▸ **Passage shown**:
Closed diamondspark closed 2 years ago

diamondspark commented 2 years ago

@a-r-j I'm trying to get node features for residual level graph. Following is my code

new_prot_nodes = {"node_metadata_functions":[meiler_embedding,expasy_protein_scale]}
config_full = ProteinGraphConfig(**new_prot_nodes,**new_edge_funcs)
print (config_full.dict())
g = construct_graph(config=config_full, pdb_path=df.path[0])

How do I access these features?

a-r-j commented 2 years ago

Hi @diamondspark they’re stored as node attributes. You can check out the NetworkX docs for more info: https://networkx.org/documentation/stable/reference/classes/generated/networkx.Graph.nodes.html

https://networkx.org/documentation/stable/reference/generated/networkx.classes.function.get_node_attributes.html

In short:

g.nodes(data=True)

# Or iterate over them:
for n, d in g.nodes(data=True):
    …

Let me know how you get on :)

[Data for bounding box prediction]
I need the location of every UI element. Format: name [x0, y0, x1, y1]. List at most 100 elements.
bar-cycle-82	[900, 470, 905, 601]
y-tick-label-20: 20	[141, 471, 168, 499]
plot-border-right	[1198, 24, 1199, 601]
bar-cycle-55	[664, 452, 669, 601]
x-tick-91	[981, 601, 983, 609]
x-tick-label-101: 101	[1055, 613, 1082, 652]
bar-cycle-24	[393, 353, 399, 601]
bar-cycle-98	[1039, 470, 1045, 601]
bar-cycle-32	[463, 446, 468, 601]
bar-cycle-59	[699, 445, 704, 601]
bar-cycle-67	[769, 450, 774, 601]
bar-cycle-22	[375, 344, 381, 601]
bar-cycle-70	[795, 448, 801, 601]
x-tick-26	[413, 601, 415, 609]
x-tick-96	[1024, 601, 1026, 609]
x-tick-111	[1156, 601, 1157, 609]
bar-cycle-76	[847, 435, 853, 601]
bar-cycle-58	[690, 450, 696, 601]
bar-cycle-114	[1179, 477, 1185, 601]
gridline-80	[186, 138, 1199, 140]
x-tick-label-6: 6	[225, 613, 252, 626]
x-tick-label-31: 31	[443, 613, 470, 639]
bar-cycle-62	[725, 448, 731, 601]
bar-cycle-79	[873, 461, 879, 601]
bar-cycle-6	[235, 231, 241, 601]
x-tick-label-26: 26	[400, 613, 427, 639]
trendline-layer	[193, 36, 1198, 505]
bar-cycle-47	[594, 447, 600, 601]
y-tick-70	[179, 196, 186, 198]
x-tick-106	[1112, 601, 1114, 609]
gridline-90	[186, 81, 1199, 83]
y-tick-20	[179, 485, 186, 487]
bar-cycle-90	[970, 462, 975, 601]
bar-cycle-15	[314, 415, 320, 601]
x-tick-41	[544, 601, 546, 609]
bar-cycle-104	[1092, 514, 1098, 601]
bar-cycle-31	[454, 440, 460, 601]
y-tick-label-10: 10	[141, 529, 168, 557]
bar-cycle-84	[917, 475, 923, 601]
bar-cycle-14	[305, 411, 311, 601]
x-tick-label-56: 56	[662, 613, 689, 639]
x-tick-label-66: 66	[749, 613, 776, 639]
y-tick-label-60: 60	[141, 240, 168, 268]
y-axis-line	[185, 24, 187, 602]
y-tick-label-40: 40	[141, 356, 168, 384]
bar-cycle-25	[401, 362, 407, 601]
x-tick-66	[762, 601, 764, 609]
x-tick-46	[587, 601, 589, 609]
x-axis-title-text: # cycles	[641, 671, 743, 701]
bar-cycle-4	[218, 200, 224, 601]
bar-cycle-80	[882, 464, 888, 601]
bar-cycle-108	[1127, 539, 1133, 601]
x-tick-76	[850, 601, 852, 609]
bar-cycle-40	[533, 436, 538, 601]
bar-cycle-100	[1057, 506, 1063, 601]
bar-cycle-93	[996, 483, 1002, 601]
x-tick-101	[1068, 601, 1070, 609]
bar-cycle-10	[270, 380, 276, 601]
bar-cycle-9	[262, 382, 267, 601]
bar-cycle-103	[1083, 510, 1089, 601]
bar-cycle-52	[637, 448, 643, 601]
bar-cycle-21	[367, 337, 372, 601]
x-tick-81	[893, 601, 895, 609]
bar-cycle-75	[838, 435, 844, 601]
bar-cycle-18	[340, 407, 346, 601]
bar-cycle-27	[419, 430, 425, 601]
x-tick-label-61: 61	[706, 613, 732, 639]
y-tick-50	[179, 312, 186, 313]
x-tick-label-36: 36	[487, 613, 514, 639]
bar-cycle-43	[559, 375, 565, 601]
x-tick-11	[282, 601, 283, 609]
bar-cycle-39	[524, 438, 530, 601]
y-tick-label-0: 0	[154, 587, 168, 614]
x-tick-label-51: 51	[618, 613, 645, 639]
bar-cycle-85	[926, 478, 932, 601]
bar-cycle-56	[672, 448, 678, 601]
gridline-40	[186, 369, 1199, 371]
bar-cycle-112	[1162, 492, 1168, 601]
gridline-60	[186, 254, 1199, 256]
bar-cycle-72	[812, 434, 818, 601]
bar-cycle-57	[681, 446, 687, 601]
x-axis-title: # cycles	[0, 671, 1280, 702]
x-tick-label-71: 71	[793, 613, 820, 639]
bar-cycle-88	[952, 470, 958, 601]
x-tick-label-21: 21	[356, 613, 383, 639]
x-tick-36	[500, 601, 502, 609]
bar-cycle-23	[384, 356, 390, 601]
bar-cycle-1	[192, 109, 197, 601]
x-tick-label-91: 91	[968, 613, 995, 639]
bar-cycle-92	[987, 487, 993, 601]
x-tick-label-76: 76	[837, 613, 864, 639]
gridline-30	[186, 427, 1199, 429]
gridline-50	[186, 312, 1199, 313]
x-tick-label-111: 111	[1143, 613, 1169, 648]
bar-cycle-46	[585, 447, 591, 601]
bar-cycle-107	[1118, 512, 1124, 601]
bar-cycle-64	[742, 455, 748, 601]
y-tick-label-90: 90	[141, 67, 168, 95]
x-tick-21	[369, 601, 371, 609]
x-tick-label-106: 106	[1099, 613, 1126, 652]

▸ **Task to complete**:
Continue the issue thread about accessing graph node features, picking up after its last message.

▸ **Output for this exercise**:
diamondspark commented 2 years ago

Thank you @a-r-j, this works. I further convert this to Pytorch geometric (Pyg) graph. I'm going through your code for GraphFormatConvertor and doesn't look like it captures node attributes in conversion. I think I need to add these features to PyG nodes manually unless I'm missing something.

Thank you once again for your work.

a-r-j commented 2 years ago

No worries, there’s the columns Parameter in the GraphFormatConvertor Object that you can use to save these features. https://graphein.ai/modules/graphein.ml.html#module-graphein.ml.conversion

diamondspark commented 2 years ago

Thank you! Works!